Exercise data
────────────────────

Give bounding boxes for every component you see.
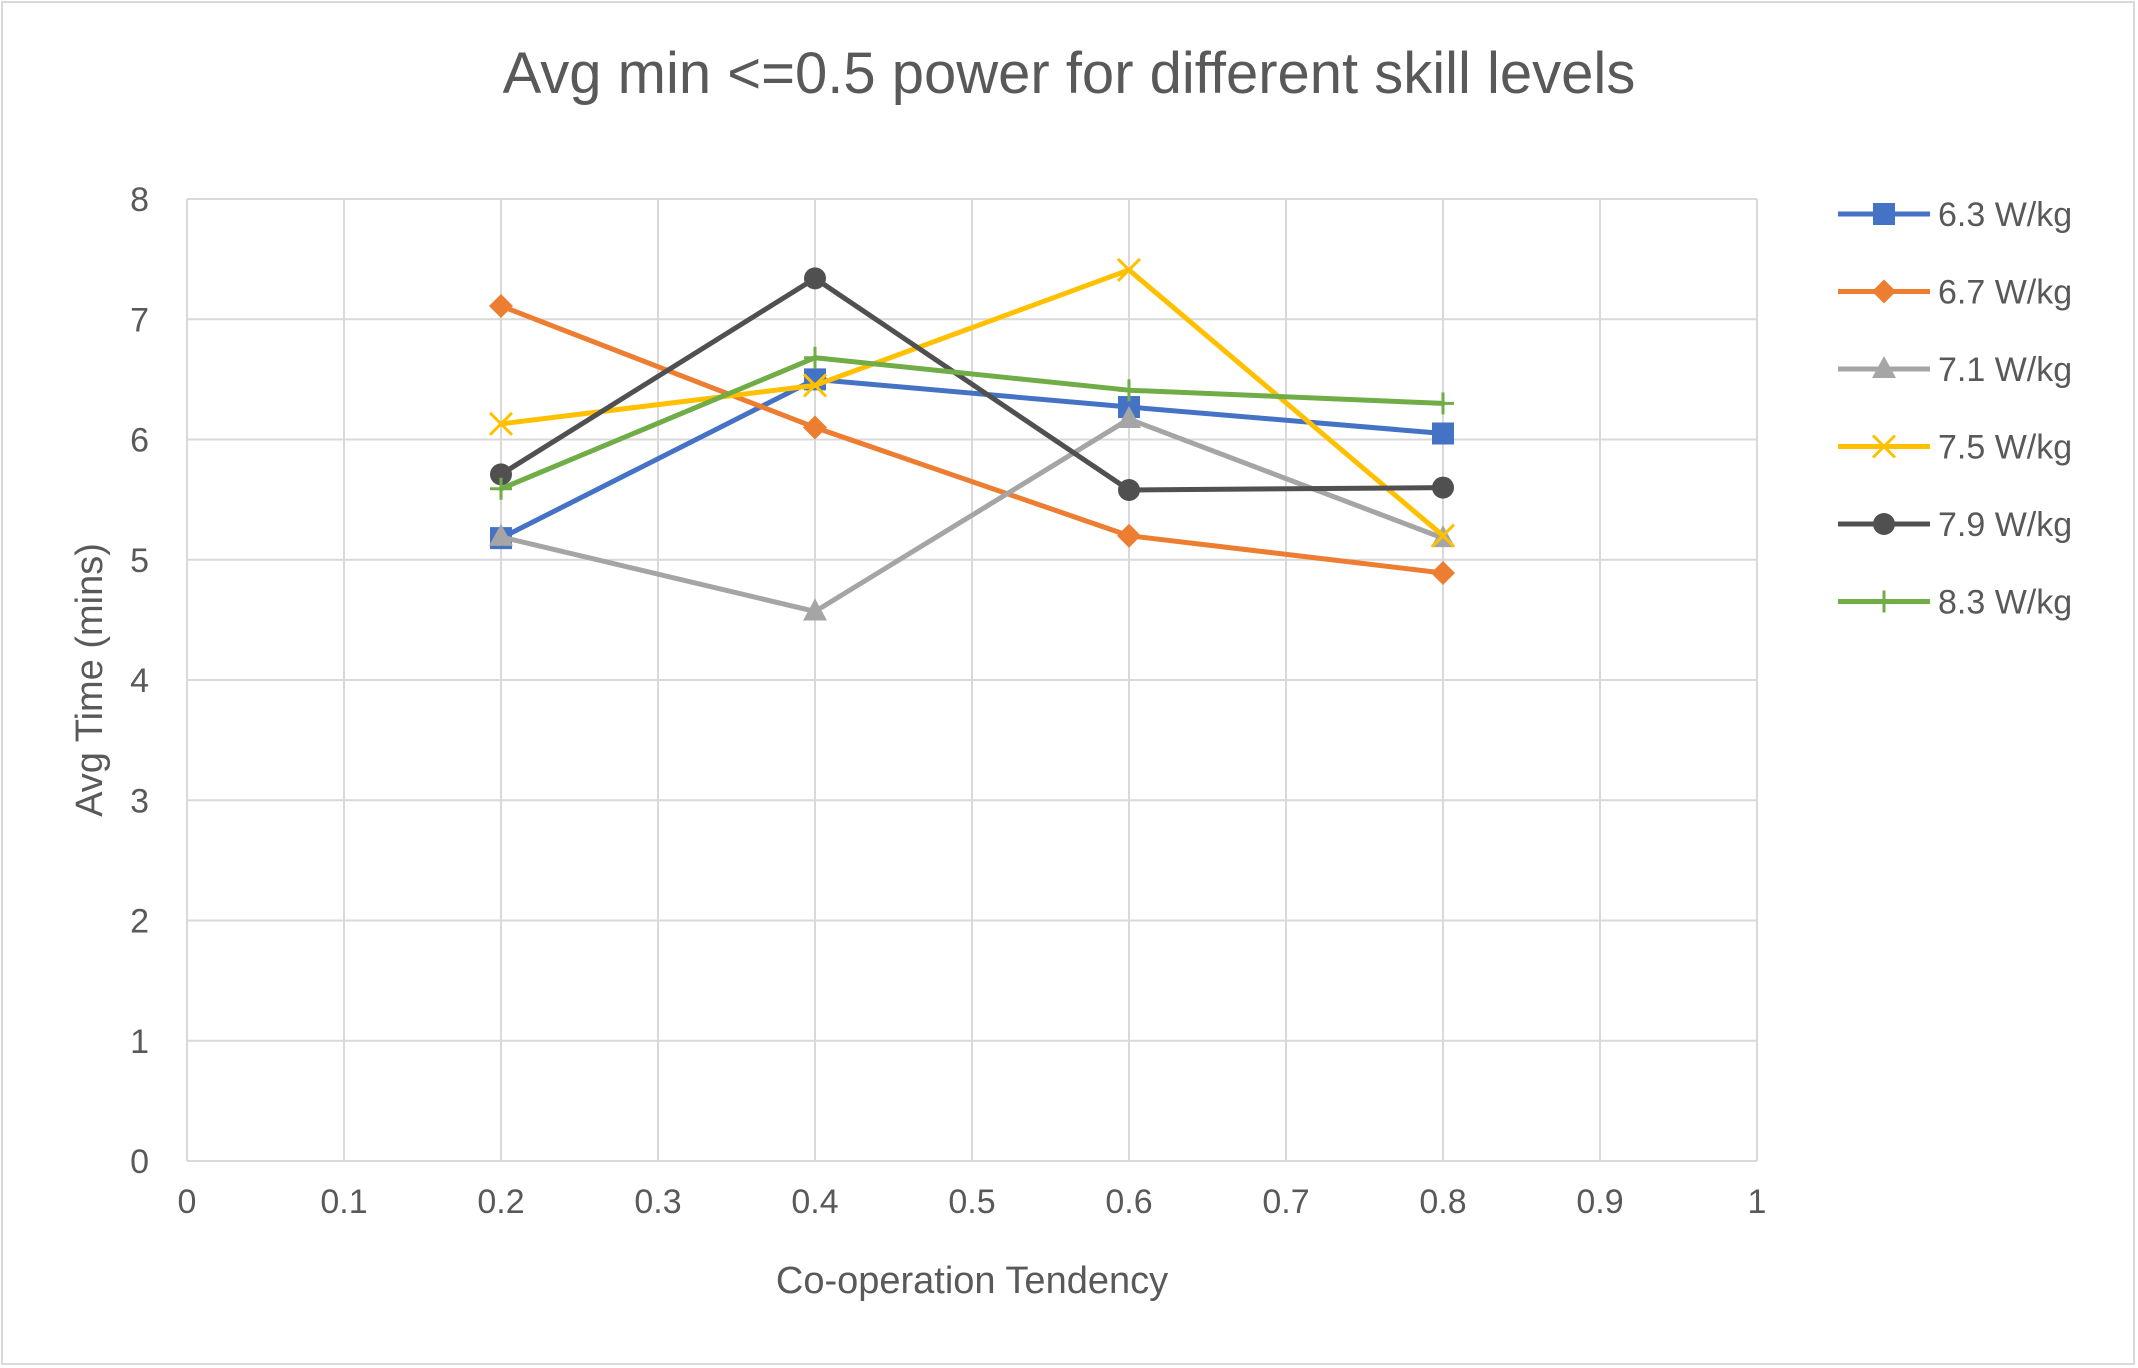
series-line (498, 303, 1446, 576)
data-point (804, 267, 826, 290)
data-point (1432, 476, 1454, 499)
data-point (489, 294, 513, 319)
data-point (490, 477, 512, 500)
series-6-7-w-kg (489, 294, 1455, 585)
x-tick-label: 1 (1748, 1183, 1767, 1221)
data-point (1117, 523, 1141, 548)
legend-marker (1872, 279, 1896, 304)
x-tick-label: 0.8 (1419, 1183, 1466, 1221)
legend-item: 7.9 W/kg (1838, 506, 2072, 544)
y-axis-title: Avg Time (mins) (69, 543, 111, 817)
x-tick-label: 0.6 (1105, 1183, 1152, 1221)
series-line (498, 275, 1446, 493)
y-tick-label: 4 (130, 662, 149, 700)
chart-title: Avg min <=0.5 power for different skill … (502, 41, 1636, 106)
x-tick-label: 0.2 (477, 1183, 524, 1221)
data-point (804, 346, 826, 369)
legend-item: 6.7 W/kg (1838, 274, 2072, 312)
y-tick-label: 3 (130, 782, 149, 820)
data-point (803, 415, 827, 440)
legend-label: 7.5 W/kg (1938, 429, 2072, 467)
legend-label: 6.3 W/kg (1938, 196, 2072, 234)
series-line (498, 376, 1446, 541)
x-tick-label: 0 (178, 1183, 197, 1221)
y-tick-label: 0 (130, 1143, 149, 1181)
x-axis-title: Co-operation Tendency (776, 1260, 1168, 1302)
y-tick-label: 7 (130, 301, 149, 339)
legend: 6.3 W/kg 6.7 W/kg 7.1 W/kg 7.5 W/kg 7.9 W/kg… (1838, 196, 2072, 622)
legend-marker (1873, 513, 1895, 535)
data-point (1118, 479, 1140, 502)
legend-marker (1873, 203, 1895, 225)
data-point (490, 463, 512, 486)
legend-item: 7.1 W/kg (1838, 351, 2072, 389)
x-tick-label: 0.3 (634, 1183, 681, 1221)
legend-marker (1871, 434, 1897, 459)
series-8-3-w-kg (490, 346, 1454, 500)
data-point (803, 598, 827, 621)
legend-item: 8.3 W/kg (1838, 584, 2072, 622)
y-tick-label: 8 (130, 181, 149, 219)
tick-labels: 0 1 2 3 4 5 6 7 8 0 0.1 0.2 0.3 0.4 0.5 0.6 0.7 0.8 0.9 1 (130, 181, 1766, 1221)
legend-label: 8.3 W/kg (1938, 584, 2072, 622)
data-point (1430, 523, 1456, 548)
data-point (1117, 406, 1141, 429)
data-point (1116, 257, 1142, 283)
legend-marker (1872, 356, 1896, 378)
legend-marker (1873, 590, 1895, 613)
series-line (498, 355, 1446, 492)
data-point (1118, 379, 1140, 402)
x-tick-label: 0.1 (320, 1183, 367, 1221)
x-tick-label: 0.4 (791, 1183, 838, 1221)
legend-item: 6.3 W/kg (1838, 196, 2072, 234)
legend-label: 6.7 W/kg (1938, 274, 2072, 312)
y-tick-label: 6 (130, 422, 149, 460)
y-tick-label: 5 (130, 542, 149, 580)
y-tick-label: 1 (130, 1023, 149, 1061)
x-tick-label: 0.5 (948, 1183, 995, 1221)
series-7-9-w-kg (490, 267, 1454, 502)
data-point (489, 523, 513, 546)
y-tick-label: 2 (130, 903, 149, 941)
x-tick-label: 0.9 (1576, 1183, 1623, 1221)
legend-label: 7.1 W/kg (1938, 351, 2072, 389)
gridlines (186, 198, 1758, 1162)
legend-item: 7.5 W/kg (1838, 429, 2072, 467)
series-line (498, 267, 1446, 539)
data-point (1432, 422, 1454, 445)
data-point (802, 373, 828, 398)
data-point (1431, 560, 1455, 585)
legend-label: 7.9 W/kg (1938, 506, 2072, 544)
series-line (498, 416, 1446, 614)
series-7-5-w-kg (488, 257, 1456, 548)
x-tick-label: 0.7 (1262, 1183, 1309, 1221)
data-point (1432, 392, 1454, 415)
data-point (488, 411, 514, 436)
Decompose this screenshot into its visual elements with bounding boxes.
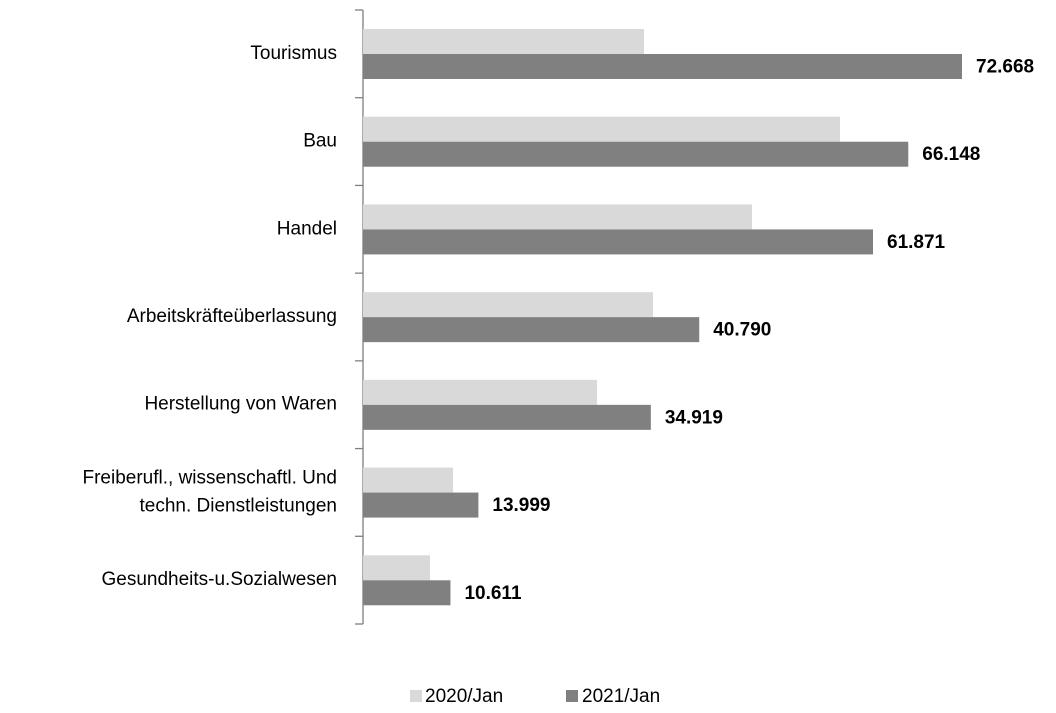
bar bbox=[363, 204, 752, 230]
bar bbox=[363, 292, 653, 318]
value-label: 61.871 bbox=[887, 232, 946, 253]
value-label: 72.668 bbox=[976, 57, 1034, 78]
legend-swatch bbox=[410, 690, 422, 702]
bar bbox=[363, 555, 431, 581]
bar bbox=[363, 116, 841, 142]
category-label: Arbeitskräfteüberlassung bbox=[127, 306, 337, 327]
category-label: Tourismus bbox=[250, 43, 337, 64]
legend-swatch bbox=[566, 690, 578, 702]
bar bbox=[363, 492, 479, 518]
category-label: Freiberufl., wissenschaftl. Und techn. Di… bbox=[83, 467, 338, 516]
legend-label: 2020/Jan bbox=[425, 686, 503, 707]
category-label: Gesundheits-u.Sozialwesen bbox=[101, 569, 337, 590]
bar bbox=[363, 580, 451, 606]
bar bbox=[363, 467, 454, 493]
category-label: Bau bbox=[303, 131, 337, 152]
category-label: Handel bbox=[277, 218, 337, 239]
category-label: Herstellung von Waren bbox=[144, 394, 337, 415]
value-label: 40.790 bbox=[713, 320, 771, 341]
value-label: 10.611 bbox=[464, 583, 521, 604]
bar bbox=[363, 141, 909, 167]
value-label: 34.919 bbox=[665, 407, 723, 428]
bar bbox=[363, 54, 962, 79]
value-label: 13.999 bbox=[492, 495, 550, 516]
legend-label: 2021/Jan bbox=[582, 686, 660, 707]
bar bbox=[363, 317, 700, 343]
bar bbox=[363, 29, 645, 54]
bar bbox=[363, 404, 651, 430]
bar bbox=[363, 379, 598, 405]
bar bbox=[363, 229, 874, 255]
value-label: 66.148 bbox=[922, 144, 980, 165]
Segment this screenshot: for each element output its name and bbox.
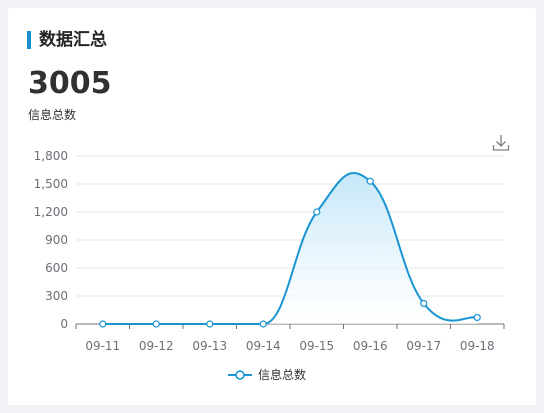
series-area (102, 173, 478, 324)
data-point (152, 320, 160, 328)
legend-marker (235, 370, 245, 380)
legend-label: 信息总数 (258, 367, 306, 382)
y-tick-label: 1,200 (34, 205, 68, 219)
x-tick-label: 09-17 (406, 339, 441, 353)
x-tick-label: 09-15 (299, 339, 334, 353)
download-icon[interactable] (491, 133, 511, 153)
y-tick-label: 600 (45, 261, 68, 275)
y-tick-label: 1,500 (34, 177, 68, 191)
total-count: 3005 (28, 66, 112, 101)
data-point (99, 320, 107, 328)
data-point (259, 320, 267, 328)
card-title: 数据汇总 (39, 30, 107, 50)
x-tick-label: 09-13 (192, 339, 227, 353)
y-tick-label: 300 (45, 289, 68, 303)
x-tick-label: 09-12 (139, 339, 174, 353)
x-tick-label: 09-14 (246, 339, 281, 353)
y-tick-label: 1,800 (34, 149, 68, 163)
data-point (366, 177, 374, 185)
summary-card: 数据汇总 3005 信息总数 0 300 600 900 1,200 1,500 1,800… (8, 8, 536, 405)
total-count-label: 信息总数 (28, 108, 77, 122)
x-tick-label: 09-18 (460, 339, 495, 353)
y-tick-label: 900 (45, 233, 68, 247)
download-icon-glyph (492, 135, 510, 151)
title-accent-bar (27, 31, 31, 49)
series-line (102, 172, 478, 326)
x-tick-label: 09-11 (85, 339, 120, 353)
x-tick-label: 09-16 (353, 339, 388, 353)
y-tick-label: 0 (60, 317, 68, 331)
data-point (473, 313, 481, 322)
data-point (313, 208, 321, 216)
line-chart: 0 300 600 900 1,200 1,500 1,800 09-11 09-12 09-13… (34, 149, 505, 382)
data-point (206, 320, 214, 328)
data-point (420, 299, 428, 308)
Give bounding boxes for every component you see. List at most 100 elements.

────────────────────

Problem to solve
Please convert the records above into a JSON list of strings, one string per line, with blank lines and pictures left out.

Output of the task
[
  "Give bounding boxes for every component you see.",
  "series-line (498, 303, 1446, 576)",
  "data-point (804, 267, 826, 290)",
  "data-point (1432, 476, 1454, 499)",
  "data-point (489, 294, 513, 319)",
  "data-point (490, 477, 512, 500)",
  "series-6-7-w-kg (489, 294, 1455, 585)",
  "x-tick-label: 1 (1748, 1183, 1767, 1221)",
  "data-point (1117, 523, 1141, 548)",
  "legend-marker (1872, 279, 1896, 304)",
  "x-tick-label: 0.8 (1419, 1183, 1466, 1221)",
  "legend-item: 7.9 W/kg (1838, 506, 2072, 544)",
  "y-axis-title: Avg Time (mins) (69, 543, 111, 817)",
  "x-tick-label: 0.6 (1105, 1183, 1152, 1221)",
  "series-line (498, 275, 1446, 493)",
  "y-tick-label: 4 (130, 662, 149, 700)",
  "chart-title: Avg min <=0.5 power for different skill … (502, 41, 1636, 106)",
  "x-tick-label: 0.2 (477, 1183, 524, 1221)",
  "data-point (804, 346, 826, 369)",
  "legend-item: 6.7 W/kg (1838, 274, 2072, 312)",
  "y-tick-label: 3 (130, 782, 149, 820)",
  "data-point (803, 415, 827, 440)",
  "legend-label: 7.5 W/kg (1938, 429, 2072, 467)",
  "legend-label: 6.3 W/kg (1938, 196, 2072, 234)",
  "series-line (498, 376, 1446, 541)",
  "x-tick-label: 0 (178, 1183, 197, 1221)",
  "y-tick-label: 0 (130, 1143, 149, 1181)",
  "x-axis-title: Co-operation Tendency (776, 1260, 1168, 1302)",
  "y-tick-label: 7 (130, 301, 149, 339)",
  "legend: 6.3 W/kg 6.7 W/kg 7.1 W/kg 7.5 W/kg 7.9 W/kg… (1838, 196, 2072, 622)",
  "legend-marker (1873, 513, 1895, 535)",
  "data-point (1118, 479, 1140, 502)",
  "legend-marker (1873, 203, 1895, 225)",
  "data-point (490, 463, 512, 486)",
  "legend-item: 7.1 W/kg (1838, 351, 2072, 389)",
  "x-tick-label: 0.3 (634, 1183, 681, 1221)",
  "legend-marker (1871, 434, 1897, 459)",
  "series-8-3-w-kg (490, 346, 1454, 500)",
  "data-point (803, 598, 827, 621)",
  "legend-item: 8.3 W/kg (1838, 584, 2072, 622)",
  "y-tick-label: 8 (130, 181, 149, 219)",
  "tick-labels: 0 1 2 3 4 5 6 7 8 0 0.1 0.2 0.3 0.4 0.5 0.6 0.7 0.8 0.9 1 (130, 181, 1766, 1221)",
  "legend-label: 8.3 W/kg (1938, 584, 2072, 622)",
  "data-point (1430, 523, 1456, 548)",
  "data-point (1117, 406, 1141, 429)",
  "data-point (1116, 257, 1142, 283)",
  "legend-marker (1872, 356, 1896, 378)",
  "legend-marker (1873, 590, 1895, 613)",
  "series-line (498, 355, 1446, 492)",
  "data-point (1118, 379, 1140, 402)",
  "x-tick-label: 0.1 (320, 1183, 367, 1221)",
  "x-tick-label: 0.4 (791, 1183, 838, 1221)",
  "legend-item: 6.3 W/kg (1838, 196, 2072, 234)",
  "legend-label: 6.7 W/kg (1938, 274, 2072, 312)",
  "y-tick-label: 6 (130, 422, 149, 460)",
  "y-tick-label: 5 (130, 542, 149, 580)",
  "y-tick-label: 1 (130, 1023, 149, 1061)",
  "x-tick-label: 0.5 (948, 1183, 995, 1221)",
  "series-7-9-w-kg (490, 267, 1454, 502)",
  "data-point (489, 523, 513, 546)",
  "y-tick-label: 2 (130, 903, 149, 941)",
  "x-tick-label: 0.9 (1576, 1183, 1623, 1221)",
  "legend-label: 7.1 W/kg (1938, 351, 2072, 389)",
  "gridlines (186, 198, 1758, 1162)",
  "legend-item: 7.5 W/kg (1838, 429, 2072, 467)",
  "series-line (498, 267, 1446, 539)",
  "data-point (1432, 422, 1454, 445)",
  "data-point (802, 373, 828, 398)",
  "data-point (1431, 560, 1455, 585)",
  "legend-label: 7.9 W/kg (1938, 506, 2072, 544)",
  "series-line (498, 416, 1446, 614)",
  "series-7-5-w-kg (488, 257, 1456, 548)",
  "x-tick-label: 0.7 (1262, 1183, 1309, 1221)",
  "data-point (1432, 392, 1454, 415)",
  "data-point (488, 411, 514, 436)",
  "Decompose this screenshot into its visual elements with bounding boxes.",
  "bar bbox=[363, 204, 752, 230]",
  "bar bbox=[363, 292, 653, 318]",
  "value-label: 61.871 bbox=[887, 232, 946, 253]",
  "value-label: 72.668 bbox=[976, 57, 1034, 78]",
  "legend-swatch bbox=[410, 690, 422, 702]",
  "bar bbox=[363, 555, 431, 581]",
  "bar bbox=[363, 116, 841, 142]",
  "category-label: Arbeitskräfteüberlassung bbox=[127, 306, 337, 327]",
  "category-label: Tourismus bbox=[250, 43, 337, 64]",
  "legend-swatch bbox=[566, 690, 578, 702]",
  "bar bbox=[363, 492, 479, 518]",
  "category-label: Freiberufl., wissenschaftl. Und techn. Di… bbox=[83, 467, 338, 516]",
  "legend-label: 2020/Jan bbox=[425, 686, 503, 707]",
  "category-label: Gesundheits-u.Sozialwesen bbox=[101, 569, 337, 590]",
  "bar bbox=[363, 580, 451, 606]",
  "bar bbox=[363, 467, 454, 493]",
  "category-label: Bau bbox=[303, 131, 337, 152]",
  "category-label: Handel bbox=[277, 218, 337, 239]",
  "category-label: Herstellung von Waren bbox=[144, 394, 337, 415]",
  "value-label: 40.790 bbox=[713, 320, 771, 341]",
  "value-label: 10.611 bbox=[464, 583, 521, 604]",
  "bar bbox=[363, 141, 909, 167]",
  "value-label: 34.919 bbox=[665, 407, 723, 428]",
  "bar bbox=[363, 54, 962, 79]",
  "value-label: 13.999 bbox=[492, 495, 550, 516]",
  "legend-label: 2021/Jan bbox=[582, 686, 660, 707]",
  "bar bbox=[363, 317, 700, 343]",
  "bar bbox=[363, 29, 645, 54]",
  "bar bbox=[363, 404, 651, 430]",
  "bar bbox=[363, 379, 598, 405]",
  "bar bbox=[363, 229, 874, 255]",
  "value-label: 66.148 bbox=[922, 144, 980, 165]",
  "Segment this screenshot: for each element output its name and bbox.",
  "series-area (102, 173, 478, 324)",
  "data-point (152, 320, 160, 328)",
  "legend-marker (235, 370, 245, 380)",
  "legend-label: 信息总数 (258, 367, 306, 382)",
  "y-tick-label: 1,200 (34, 205, 68, 219)",
  "x-tick-label: 09-17 (406, 339, 441, 353)",
  "x-tick-label: 09-15 (299, 339, 334, 353)",
  "download-icon[interactable] (491, 133, 511, 153)",
  "y-tick-label: 600 (45, 261, 68, 275)",
  "y-tick-label: 1,500 (34, 177, 68, 191)",
  "total-count: 3005 (28, 66, 112, 101)",
  "data-point (99, 320, 107, 328)",
  "data-point (259, 320, 267, 328)",
  "card-title: 数据汇总 (39, 30, 107, 50)",
  "x-tick-label: 09-13 (192, 339, 227, 353)",
  "y-tick-label: 300 (45, 289, 68, 303)",
  "x-tick-label: 09-12 (139, 339, 174, 353)",
  "x-tick-label: 09-14 (246, 339, 281, 353)",
  "y-tick-label: 1,800 (34, 149, 68, 163)",
  "data-point (366, 177, 374, 185)",
  "summary-card: 数据汇总 3005 信息总数 0 300 600 900 1,200 1,500 1,800… (8, 8, 536, 405)",
  "total-count-label: 信息总数 (28, 108, 77, 122)",
  "x-tick-label: 09-18 (460, 339, 495, 353)",
  "y-tick-label: 900 (45, 233, 68, 247)",
  "download-icon-glyph (492, 135, 510, 151)",
  "title-accent-bar (27, 31, 31, 49)",
  "series-line (102, 172, 478, 326)",
  "x-tick-label: 09-11 (85, 339, 120, 353)",
  "x-tick-label: 09-16 (353, 339, 388, 353)",
  "y-tick-label: 0 (60, 317, 68, 331)",
  "data-point (473, 313, 481, 322)",
  "data-point (313, 208, 321, 216)",
  "line-chart: 0 300 600 900 1,200 1,500 1,800 09-11 09-12 09-13… (34, 149, 505, 382)",
  "data-point (206, 320, 214, 328)",
  "data-point (420, 299, 428, 308)",
  "Give bounding boxes for every component you see. List at most 100 elements."
]